# Request
Pull out every line in the data that has the string "Voltage" in it.

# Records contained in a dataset
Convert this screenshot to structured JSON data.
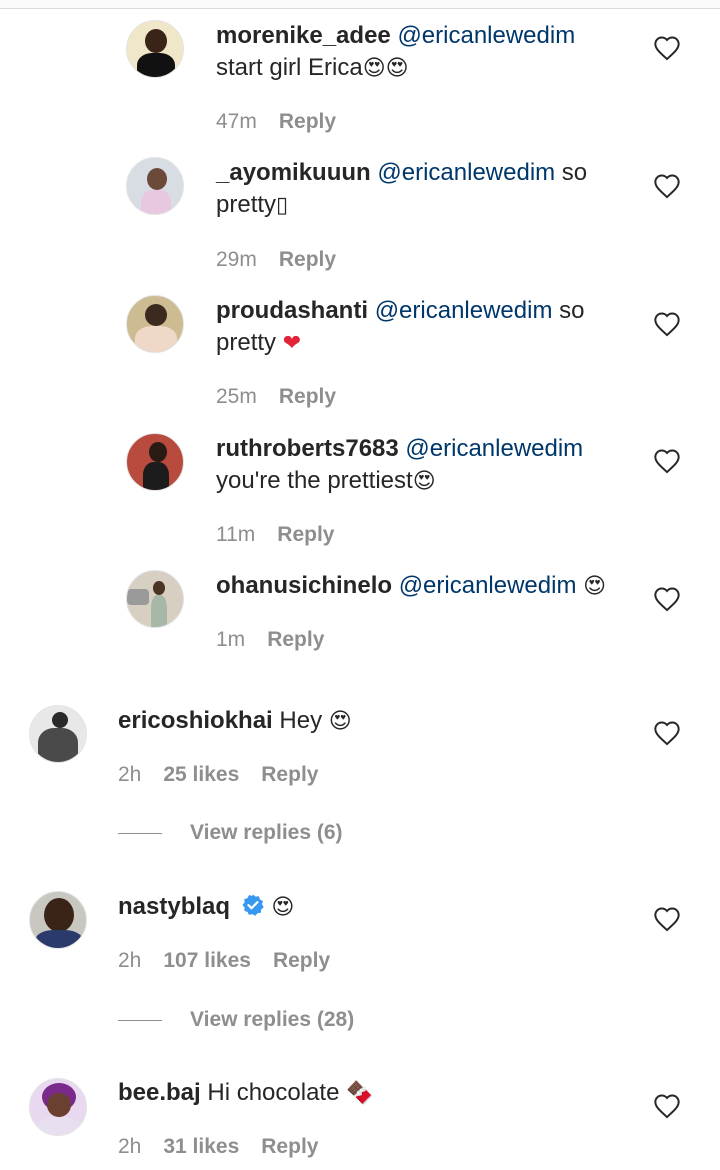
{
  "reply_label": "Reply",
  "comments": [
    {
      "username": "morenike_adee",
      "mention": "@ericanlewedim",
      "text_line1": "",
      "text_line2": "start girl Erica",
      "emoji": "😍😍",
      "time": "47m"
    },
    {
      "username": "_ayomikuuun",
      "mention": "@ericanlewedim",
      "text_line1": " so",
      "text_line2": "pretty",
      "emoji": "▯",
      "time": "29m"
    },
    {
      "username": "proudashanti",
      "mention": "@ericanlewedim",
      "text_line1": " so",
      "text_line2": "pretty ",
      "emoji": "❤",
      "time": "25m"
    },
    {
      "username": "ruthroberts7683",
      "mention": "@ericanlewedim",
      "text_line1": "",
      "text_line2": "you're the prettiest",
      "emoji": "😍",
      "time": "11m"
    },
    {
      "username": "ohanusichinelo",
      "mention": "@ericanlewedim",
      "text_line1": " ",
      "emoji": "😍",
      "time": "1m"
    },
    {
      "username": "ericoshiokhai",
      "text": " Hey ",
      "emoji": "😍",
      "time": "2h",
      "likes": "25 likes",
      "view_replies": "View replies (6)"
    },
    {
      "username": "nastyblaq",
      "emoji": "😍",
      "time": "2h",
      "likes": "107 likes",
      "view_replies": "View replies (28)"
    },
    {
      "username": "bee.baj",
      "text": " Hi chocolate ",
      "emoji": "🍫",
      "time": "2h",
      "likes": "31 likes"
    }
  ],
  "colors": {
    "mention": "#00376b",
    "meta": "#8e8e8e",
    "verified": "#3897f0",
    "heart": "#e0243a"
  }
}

==

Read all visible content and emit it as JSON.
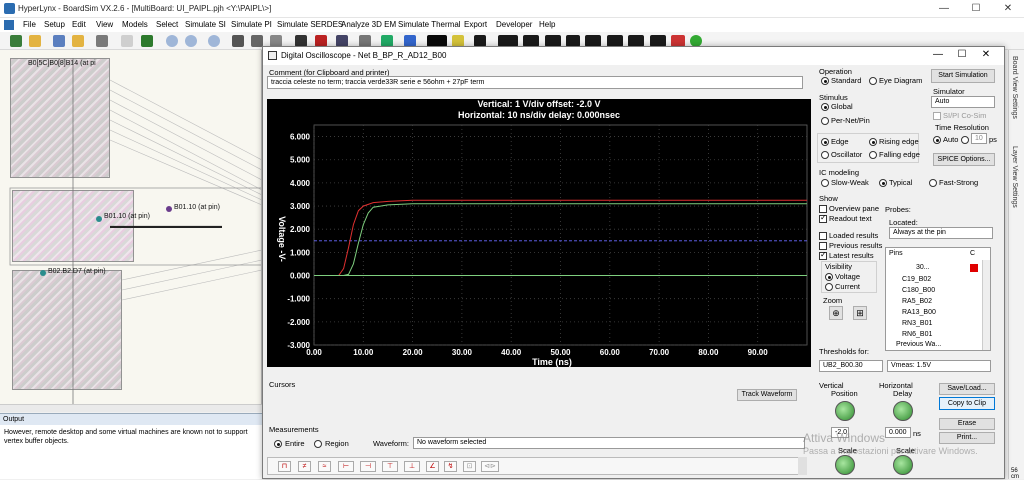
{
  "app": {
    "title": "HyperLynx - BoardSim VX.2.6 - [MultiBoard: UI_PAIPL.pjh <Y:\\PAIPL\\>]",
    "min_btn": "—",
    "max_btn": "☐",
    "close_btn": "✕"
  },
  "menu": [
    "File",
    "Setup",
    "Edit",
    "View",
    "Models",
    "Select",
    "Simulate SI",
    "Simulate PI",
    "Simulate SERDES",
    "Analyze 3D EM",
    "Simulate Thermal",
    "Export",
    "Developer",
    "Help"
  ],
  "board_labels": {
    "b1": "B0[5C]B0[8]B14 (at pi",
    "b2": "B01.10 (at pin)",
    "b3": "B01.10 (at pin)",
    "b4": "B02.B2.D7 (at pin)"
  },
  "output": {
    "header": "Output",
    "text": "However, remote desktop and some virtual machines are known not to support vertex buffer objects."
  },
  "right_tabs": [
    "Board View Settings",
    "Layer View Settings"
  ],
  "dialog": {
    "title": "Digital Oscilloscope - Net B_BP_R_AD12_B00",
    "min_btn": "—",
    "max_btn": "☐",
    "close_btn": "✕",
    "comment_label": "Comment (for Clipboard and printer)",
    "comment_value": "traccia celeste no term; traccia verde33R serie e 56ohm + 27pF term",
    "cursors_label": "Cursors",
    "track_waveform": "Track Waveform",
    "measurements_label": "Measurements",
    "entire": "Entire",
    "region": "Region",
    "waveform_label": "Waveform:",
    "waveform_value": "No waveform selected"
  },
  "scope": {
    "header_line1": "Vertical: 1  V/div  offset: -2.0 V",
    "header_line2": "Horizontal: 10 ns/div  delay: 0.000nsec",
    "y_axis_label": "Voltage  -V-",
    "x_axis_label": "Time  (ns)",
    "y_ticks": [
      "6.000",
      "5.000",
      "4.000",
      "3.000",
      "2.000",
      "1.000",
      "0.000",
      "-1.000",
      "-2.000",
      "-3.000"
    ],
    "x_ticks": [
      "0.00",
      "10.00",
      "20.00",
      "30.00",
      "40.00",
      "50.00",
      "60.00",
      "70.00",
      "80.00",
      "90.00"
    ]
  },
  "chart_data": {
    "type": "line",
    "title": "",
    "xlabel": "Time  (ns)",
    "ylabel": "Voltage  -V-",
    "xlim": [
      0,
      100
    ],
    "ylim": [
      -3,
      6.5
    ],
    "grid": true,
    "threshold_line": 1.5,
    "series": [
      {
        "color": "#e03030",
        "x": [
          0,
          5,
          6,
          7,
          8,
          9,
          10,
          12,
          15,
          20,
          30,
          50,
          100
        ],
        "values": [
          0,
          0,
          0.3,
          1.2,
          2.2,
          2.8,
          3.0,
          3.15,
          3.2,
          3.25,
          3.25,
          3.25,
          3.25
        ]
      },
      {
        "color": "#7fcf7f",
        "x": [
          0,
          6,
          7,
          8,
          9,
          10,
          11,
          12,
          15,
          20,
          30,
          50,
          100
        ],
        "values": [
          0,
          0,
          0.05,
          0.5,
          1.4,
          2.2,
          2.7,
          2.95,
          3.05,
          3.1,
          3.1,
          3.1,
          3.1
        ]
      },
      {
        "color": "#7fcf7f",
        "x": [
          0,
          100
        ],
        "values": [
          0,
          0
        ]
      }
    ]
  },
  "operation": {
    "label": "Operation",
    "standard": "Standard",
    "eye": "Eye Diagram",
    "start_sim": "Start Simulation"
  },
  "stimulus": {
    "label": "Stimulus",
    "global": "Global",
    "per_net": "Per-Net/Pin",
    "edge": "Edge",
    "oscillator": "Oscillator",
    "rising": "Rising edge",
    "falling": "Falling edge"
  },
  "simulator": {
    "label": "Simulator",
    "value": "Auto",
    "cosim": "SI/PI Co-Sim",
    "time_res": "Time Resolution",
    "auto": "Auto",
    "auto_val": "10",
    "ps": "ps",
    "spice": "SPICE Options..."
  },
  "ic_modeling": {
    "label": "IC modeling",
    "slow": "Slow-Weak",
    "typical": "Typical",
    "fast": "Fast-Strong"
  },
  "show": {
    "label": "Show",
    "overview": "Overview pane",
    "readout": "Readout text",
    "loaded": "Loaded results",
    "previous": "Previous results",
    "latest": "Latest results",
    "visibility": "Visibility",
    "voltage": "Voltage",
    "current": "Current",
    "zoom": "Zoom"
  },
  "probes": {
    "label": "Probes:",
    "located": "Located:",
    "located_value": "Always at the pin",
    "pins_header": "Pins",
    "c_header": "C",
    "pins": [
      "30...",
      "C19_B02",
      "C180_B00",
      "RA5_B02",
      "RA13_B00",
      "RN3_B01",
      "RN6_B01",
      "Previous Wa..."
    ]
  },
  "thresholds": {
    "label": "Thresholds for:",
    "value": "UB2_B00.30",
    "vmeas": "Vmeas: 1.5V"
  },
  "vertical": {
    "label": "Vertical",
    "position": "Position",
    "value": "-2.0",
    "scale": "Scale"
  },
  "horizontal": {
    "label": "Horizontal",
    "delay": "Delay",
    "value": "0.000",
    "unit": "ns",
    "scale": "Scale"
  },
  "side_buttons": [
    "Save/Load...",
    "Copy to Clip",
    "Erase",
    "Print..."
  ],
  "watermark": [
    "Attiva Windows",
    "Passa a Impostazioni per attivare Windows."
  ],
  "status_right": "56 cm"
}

...

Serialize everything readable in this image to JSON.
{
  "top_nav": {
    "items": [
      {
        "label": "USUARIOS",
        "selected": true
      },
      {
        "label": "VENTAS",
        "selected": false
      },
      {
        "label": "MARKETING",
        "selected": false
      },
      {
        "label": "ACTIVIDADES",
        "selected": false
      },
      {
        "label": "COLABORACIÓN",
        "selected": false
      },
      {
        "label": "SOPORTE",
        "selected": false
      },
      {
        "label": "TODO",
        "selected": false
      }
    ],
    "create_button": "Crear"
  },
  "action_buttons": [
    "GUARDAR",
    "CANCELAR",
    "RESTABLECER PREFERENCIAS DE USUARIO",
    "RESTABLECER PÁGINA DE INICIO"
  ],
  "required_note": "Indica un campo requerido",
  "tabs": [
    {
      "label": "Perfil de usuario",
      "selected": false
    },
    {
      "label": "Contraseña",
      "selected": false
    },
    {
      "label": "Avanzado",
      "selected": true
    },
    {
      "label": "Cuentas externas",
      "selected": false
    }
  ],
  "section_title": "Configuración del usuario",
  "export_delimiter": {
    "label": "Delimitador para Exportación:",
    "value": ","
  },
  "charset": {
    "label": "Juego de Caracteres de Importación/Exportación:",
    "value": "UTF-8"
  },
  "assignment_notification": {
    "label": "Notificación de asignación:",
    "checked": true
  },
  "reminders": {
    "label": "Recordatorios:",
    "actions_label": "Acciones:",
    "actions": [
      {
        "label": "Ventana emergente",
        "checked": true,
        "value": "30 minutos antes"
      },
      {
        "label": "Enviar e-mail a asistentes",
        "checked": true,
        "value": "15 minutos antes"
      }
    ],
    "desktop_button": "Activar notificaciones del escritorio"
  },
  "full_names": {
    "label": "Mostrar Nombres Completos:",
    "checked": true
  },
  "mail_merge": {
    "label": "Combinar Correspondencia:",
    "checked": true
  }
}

# Result for this exercise
    "y_axis_label": "Voltage  -V-",
    "ylabel": "Voltage  -V-",
    "voltage": "Voltage",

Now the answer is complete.